• _Task instructions_
In the records below, find each line containing the word "screenshot" and copy it.

[Supplied records start]

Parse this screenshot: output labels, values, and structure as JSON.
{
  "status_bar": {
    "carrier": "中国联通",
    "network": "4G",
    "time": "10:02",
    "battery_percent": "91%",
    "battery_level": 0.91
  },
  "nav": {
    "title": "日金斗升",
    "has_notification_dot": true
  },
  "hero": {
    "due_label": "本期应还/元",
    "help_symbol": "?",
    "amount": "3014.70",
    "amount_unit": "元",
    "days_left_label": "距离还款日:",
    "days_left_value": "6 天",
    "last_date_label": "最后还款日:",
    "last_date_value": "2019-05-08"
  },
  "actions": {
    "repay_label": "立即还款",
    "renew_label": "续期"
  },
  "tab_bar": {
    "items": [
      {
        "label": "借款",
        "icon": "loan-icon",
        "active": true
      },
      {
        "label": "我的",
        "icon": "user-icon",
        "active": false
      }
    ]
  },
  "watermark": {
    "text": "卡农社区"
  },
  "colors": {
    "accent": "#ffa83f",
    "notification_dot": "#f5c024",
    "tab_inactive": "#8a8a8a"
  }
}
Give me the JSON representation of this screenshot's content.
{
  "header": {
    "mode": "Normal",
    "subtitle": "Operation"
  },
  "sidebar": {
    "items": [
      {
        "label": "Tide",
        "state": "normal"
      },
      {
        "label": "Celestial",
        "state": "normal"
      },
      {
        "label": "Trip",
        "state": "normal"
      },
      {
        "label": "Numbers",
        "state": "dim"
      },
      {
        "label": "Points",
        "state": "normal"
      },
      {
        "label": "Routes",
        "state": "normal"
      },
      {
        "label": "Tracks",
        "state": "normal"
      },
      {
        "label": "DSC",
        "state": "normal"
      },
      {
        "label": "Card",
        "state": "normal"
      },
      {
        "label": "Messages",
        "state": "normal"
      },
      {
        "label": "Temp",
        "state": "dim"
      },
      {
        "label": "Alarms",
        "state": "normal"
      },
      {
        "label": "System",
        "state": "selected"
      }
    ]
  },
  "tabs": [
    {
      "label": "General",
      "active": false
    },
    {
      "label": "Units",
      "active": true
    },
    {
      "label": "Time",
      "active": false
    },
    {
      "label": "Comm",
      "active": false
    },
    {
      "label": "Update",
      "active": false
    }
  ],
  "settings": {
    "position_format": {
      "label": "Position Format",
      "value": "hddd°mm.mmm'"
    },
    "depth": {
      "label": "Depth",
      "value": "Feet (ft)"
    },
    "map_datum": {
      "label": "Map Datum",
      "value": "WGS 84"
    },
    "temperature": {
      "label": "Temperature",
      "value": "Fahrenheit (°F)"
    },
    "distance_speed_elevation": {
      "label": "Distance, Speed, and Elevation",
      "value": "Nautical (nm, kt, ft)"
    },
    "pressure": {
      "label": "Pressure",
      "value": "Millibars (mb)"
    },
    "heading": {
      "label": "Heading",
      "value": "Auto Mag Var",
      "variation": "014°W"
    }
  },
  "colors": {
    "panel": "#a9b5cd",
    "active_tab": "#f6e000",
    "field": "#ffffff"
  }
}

[Supplied records end]

• _Solved exercise_
Parse this screenshot: output labels, values, and structure as JSON.
Give me the JSON representation of this screenshot's content.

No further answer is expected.